The request
Every record must be repeated exactly, with no omission.

Exercise input
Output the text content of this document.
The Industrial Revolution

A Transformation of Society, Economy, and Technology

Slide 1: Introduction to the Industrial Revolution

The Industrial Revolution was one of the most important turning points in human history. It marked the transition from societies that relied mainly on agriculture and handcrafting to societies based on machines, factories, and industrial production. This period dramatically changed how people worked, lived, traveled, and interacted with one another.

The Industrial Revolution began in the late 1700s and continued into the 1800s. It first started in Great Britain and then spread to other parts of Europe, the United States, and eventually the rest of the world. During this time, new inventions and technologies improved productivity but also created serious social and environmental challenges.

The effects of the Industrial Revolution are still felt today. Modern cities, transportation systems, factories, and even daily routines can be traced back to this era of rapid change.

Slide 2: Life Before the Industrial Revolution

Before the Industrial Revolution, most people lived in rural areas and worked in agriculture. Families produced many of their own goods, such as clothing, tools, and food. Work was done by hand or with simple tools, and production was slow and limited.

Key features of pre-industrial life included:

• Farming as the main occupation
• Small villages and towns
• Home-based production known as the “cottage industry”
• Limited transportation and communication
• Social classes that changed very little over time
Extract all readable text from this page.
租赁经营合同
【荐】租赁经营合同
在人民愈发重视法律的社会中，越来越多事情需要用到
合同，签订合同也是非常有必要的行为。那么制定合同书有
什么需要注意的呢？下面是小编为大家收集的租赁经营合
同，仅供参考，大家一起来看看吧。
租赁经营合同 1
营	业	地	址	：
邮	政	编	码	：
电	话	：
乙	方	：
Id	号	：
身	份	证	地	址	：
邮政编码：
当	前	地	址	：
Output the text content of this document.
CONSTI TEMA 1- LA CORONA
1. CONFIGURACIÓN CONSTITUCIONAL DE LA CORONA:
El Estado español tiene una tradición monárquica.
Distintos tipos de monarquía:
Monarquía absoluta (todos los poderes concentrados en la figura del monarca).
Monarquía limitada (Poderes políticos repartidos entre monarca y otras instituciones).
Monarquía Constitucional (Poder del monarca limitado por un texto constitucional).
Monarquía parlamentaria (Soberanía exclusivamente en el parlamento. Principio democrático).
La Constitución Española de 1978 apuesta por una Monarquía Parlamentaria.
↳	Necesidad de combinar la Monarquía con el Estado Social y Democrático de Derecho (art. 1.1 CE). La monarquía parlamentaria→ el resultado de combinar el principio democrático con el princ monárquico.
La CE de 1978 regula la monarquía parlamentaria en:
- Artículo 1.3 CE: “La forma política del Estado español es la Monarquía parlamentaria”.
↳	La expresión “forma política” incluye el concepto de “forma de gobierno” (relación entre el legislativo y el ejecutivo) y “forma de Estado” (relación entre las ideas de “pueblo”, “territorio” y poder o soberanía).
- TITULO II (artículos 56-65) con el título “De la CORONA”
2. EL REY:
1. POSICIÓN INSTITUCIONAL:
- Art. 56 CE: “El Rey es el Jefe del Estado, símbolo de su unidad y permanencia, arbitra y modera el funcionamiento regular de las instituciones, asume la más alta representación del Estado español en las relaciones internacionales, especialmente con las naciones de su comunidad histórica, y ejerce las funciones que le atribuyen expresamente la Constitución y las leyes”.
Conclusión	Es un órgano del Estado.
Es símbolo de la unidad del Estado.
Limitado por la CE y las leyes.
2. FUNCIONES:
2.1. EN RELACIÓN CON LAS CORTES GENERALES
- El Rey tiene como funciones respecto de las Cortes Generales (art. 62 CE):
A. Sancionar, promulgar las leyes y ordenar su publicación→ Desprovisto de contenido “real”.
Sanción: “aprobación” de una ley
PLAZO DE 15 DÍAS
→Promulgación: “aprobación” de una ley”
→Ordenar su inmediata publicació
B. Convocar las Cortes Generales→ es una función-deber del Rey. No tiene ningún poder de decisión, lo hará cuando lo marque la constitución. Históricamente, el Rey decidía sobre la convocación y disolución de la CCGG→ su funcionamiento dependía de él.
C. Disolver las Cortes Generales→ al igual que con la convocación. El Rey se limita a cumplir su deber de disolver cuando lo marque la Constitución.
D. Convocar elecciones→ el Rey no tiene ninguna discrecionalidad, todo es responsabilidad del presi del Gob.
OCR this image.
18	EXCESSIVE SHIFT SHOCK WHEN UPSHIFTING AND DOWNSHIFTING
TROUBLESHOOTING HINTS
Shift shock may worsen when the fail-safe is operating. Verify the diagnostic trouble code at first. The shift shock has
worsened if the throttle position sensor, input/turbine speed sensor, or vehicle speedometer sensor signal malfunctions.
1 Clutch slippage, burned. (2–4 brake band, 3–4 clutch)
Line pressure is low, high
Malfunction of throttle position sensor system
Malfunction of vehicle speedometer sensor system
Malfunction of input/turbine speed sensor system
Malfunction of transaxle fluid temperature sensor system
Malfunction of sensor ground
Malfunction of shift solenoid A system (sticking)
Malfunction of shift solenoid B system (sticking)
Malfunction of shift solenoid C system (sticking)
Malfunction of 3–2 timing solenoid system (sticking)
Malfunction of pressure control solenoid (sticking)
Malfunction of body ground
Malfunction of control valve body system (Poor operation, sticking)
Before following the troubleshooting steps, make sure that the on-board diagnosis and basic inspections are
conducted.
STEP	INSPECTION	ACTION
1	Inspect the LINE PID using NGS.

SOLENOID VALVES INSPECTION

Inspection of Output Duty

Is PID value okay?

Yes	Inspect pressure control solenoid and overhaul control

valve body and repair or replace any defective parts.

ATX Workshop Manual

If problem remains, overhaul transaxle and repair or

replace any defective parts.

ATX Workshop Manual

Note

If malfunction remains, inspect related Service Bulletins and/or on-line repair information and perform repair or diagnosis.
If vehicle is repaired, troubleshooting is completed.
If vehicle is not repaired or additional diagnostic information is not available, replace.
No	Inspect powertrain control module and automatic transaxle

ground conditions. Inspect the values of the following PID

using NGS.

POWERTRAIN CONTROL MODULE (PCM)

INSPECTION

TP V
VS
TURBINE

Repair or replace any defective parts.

The reply
Output the text content of this document.
The Industrial Revolution

A Transformation of Society, Economy, and Technology

Slide 1: Introduction to the Industrial Revolution

The Industrial Revolution was one of the most important turning points in human history. It marked the transition from societies that relied mainly on agriculture and handcrafting to societies based on machines, factories, and industrial production. This period dramatically changed how people worked, lived, traveled, and interacted with one another.

The Industrial Revolution began in the late 1700s and continued into the 1800s. It first started in Great Britain and then spread to other parts of Europe, the United States, and eventually the rest of the world. During this time, new inventions and technologies improved productivity but also created serious social and environmental challenges.

The effects of the Industrial Revolution are still felt today. Modern cities, transportation systems, factories, and even daily routines can be traced back to this era of rapid change.

Slide 2: Life Before the Industrial Revolution

Before the Industrial Revolution, most people lived in rural areas and worked in agriculture. Families produced many of their own goods, such as clothing, tools, and food. Work was done by hand or with simple tools, and production was slow and limited.

Key features of pre-industrial life included:

• Farming as the main occupation
• Small villages and towns
• Home-based production known as the “cottage industry”
• Limited transportation and communication
• Social classes that changed very little over time
Extract all readable text from this page.
租赁经营合同
【荐】租赁经营合同
在人民愈发重视法律的社会中，越来越多事情需要用到
合同，签订合同也是非常有必要的行为。那么制定合同书有
什么需要注意的呢？下面是小编为大家收集的租赁经营合
同，仅供参考，大家一起来看看吧。
租赁经营合同 1
营	业	地	址	：
邮	政	编	码	：
电	话	：
乙	方	：
Id	号	：
身	份	证	地	址	：
邮政编码：
当	前	地	址	：
Output the text content of this document.
CONSTI TEMA 1- LA CORONA
1. CONFIGURACIÓN CONSTITUCIONAL DE LA CORONA:
El Estado español tiene una tradición monárquica.
Distintos tipos de monarquía:
Monarquía absoluta (todos los poderes concentrados en la figura del monarca).
Monarquía limitada (Poderes políticos repartidos entre monarca y otras instituciones).
Monarquía Constitucional (Poder del monarca limitado por un texto constitucional).
Monarquía parlamentaria (Soberanía exclusivamente en el parlamento. Principio democrático).
La Constitución Española de 1978 apuesta por una Monarquía Parlamentaria.
↳	Necesidad de combinar la Monarquía con el Estado Social y Democrático de Derecho (art. 1.1 CE). La monarquía parlamentaria→ el resultado de combinar el principio democrático con el princ monárquico.
La CE de 1978 regula la monarquía parlamentaria en:
- Artículo 1.3 CE: “La forma política del Estado español es la Monarquía parlamentaria”.
↳	La expresión “forma política” incluye el concepto de “forma de gobierno” (relación entre el legislativo y el ejecutivo) y “forma de Estado” (relación entre las ideas de “pueblo”, “territorio” y poder o soberanía).
- TITULO II (artículos 56-65) con el título “De la CORONA”
2. EL REY:
1. POSICIÓN INSTITUCIONAL:
- Art. 56 CE: “El Rey es el Jefe del Estado, símbolo de su unidad y permanencia, arbitra y modera el funcionamiento regular de las instituciones, asume la más alta representación del Estado español en las relaciones internacionales, especialmente con las naciones de su comunidad histórica, y ejerce las funciones que le atribuyen expresamente la Constitución y las leyes”.
Conclusión	Es un órgano del Estado.
Es símbolo de la unidad del Estado.
Limitado por la CE y las leyes.
2. FUNCIONES:
2.1. EN RELACIÓN CON LAS CORTES GENERALES
- El Rey tiene como funciones respecto de las Cortes Generales (art. 62 CE):
A. Sancionar, promulgar las leyes y ordenar su publicación→ Desprovisto de contenido “real”.
Sanción: “aprobación” de una ley
PLAZO DE 15 DÍAS
→Promulgación: “aprobación” de una ley”
→Ordenar su inmediata publicació
B. Convocar las Cortes Generales→ es una función-deber del Rey. No tiene ningún poder de decisión, lo hará cuando lo marque la constitución. Históricamente, el Rey decidía sobre la convocación y disolución de la CCGG→ su funcionamiento dependía de él.
C. Disolver las Cortes Generales→ al igual que con la convocación. El Rey se limita a cumplir su deber de disolver cuando lo marque la Constitución.
D. Convocar elecciones→ el Rey no tiene ninguna discrecionalidad, todo es responsabilidad del presi del Gob.
OCR this image.
18	EXCESSIVE SHIFT SHOCK WHEN UPSHIFTING AND DOWNSHIFTING
TROUBLESHOOTING HINTS
Shift shock may worsen when the fail-safe is operating. Verify the diagnostic trouble code at first. The shift shock has
worsened if the throttle position sensor, input/turbine speed sensor, or vehicle speedometer sensor signal malfunctions.
1 Clutch slippage, burned. (2–4 brake band, 3–4 clutch)
Line pressure is low, high
Malfunction of throttle position sensor system
Malfunction of vehicle speedometer sensor system
Malfunction of input/turbine speed sensor system
Malfunction of transaxle fluid temperature sensor system
Malfunction of sensor ground
Malfunction of shift solenoid A system (sticking)
Malfunction of shift solenoid B system (sticking)
Malfunction of shift solenoid C system (sticking)
Malfunction of 3–2 timing solenoid system (sticking)
Malfunction of pressure control solenoid (sticking)
Malfunction of body ground
Malfunction of control valve body system (Poor operation, sticking)
Before following the troubleshooting steps, make sure that the on-board diagnosis and basic inspections are
conducted.
STEP	INSPECTION	ACTION
1	Inspect the LINE PID using NGS.

SOLENOID VALVES INSPECTION

Inspection of Output Duty

Is PID value okay?

Yes	Inspect pressure control solenoid and overhaul control

valve body and repair or replace any defective parts.

ATX Workshop Manual

If problem remains, overhaul transaxle and repair or

replace any defective parts.

ATX Workshop Manual

Note

If malfunction remains, inspect related Service Bulletins and/or on-line repair information and perform repair or diagnosis.
If vehicle is repaired, troubleshooting is completed.
If vehicle is not repaired or additional diagnostic information is not available, replace.
No	Inspect powertrain control module and automatic transaxle

ground conditions. Inspect the values of the following PID

using NGS.

POWERTRAIN CONTROL MODULE (PCM)

INSPECTION

TP V
VS
TURBINE

Repair or replace any defective parts.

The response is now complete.